[Begin]

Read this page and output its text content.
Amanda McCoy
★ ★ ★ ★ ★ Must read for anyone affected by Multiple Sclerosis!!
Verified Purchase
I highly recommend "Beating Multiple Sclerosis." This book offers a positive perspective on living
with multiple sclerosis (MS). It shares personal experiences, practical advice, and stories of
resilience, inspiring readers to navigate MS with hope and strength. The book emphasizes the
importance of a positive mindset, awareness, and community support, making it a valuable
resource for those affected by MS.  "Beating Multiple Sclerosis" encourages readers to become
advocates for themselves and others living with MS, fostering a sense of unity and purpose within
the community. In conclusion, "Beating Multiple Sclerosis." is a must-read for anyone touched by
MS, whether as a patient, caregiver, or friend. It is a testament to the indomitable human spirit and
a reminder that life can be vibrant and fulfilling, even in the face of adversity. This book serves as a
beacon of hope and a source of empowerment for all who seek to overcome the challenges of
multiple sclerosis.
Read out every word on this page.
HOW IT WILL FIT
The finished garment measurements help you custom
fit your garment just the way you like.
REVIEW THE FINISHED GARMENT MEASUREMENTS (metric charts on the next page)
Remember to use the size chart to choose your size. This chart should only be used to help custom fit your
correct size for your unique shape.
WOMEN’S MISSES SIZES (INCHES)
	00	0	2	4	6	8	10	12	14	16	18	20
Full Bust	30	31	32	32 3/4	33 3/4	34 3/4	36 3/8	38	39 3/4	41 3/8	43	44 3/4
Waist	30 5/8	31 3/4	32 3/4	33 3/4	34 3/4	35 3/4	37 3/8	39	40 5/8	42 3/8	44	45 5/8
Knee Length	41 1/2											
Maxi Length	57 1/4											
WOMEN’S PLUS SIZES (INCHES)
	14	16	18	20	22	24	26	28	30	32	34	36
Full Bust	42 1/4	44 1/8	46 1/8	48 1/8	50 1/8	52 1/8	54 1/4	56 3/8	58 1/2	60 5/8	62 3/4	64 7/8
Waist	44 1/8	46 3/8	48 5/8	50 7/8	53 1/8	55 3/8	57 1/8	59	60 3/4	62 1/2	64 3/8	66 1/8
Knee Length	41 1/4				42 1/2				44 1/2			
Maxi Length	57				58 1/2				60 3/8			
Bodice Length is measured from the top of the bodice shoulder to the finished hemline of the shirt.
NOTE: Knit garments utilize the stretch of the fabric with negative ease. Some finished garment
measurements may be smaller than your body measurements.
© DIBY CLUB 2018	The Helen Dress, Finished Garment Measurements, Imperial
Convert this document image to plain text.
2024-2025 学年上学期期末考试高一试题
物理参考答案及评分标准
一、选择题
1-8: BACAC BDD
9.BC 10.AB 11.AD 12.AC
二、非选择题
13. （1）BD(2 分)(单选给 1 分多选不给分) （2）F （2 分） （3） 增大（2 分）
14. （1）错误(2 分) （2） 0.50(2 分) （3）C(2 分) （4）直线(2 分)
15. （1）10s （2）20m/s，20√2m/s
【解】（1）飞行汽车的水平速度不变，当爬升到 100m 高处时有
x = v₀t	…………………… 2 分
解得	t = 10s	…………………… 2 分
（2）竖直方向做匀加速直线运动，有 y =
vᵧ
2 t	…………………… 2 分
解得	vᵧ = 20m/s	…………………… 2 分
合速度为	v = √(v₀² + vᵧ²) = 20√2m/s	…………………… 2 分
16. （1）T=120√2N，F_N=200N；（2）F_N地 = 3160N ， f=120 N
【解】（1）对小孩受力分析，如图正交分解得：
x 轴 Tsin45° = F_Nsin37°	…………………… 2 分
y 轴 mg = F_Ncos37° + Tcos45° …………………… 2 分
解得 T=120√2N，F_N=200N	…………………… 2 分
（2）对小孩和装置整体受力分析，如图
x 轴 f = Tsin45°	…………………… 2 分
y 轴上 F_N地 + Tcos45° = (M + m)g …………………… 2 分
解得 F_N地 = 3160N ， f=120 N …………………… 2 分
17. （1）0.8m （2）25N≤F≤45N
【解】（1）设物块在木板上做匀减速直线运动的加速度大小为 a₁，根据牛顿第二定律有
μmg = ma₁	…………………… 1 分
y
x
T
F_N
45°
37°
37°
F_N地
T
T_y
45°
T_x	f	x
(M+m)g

[End]

Stated task.
Find the string "text" in the listing and return every line that holds it.

Exercise answer.
Read this page and output its text content.
Convert this document image to plain text.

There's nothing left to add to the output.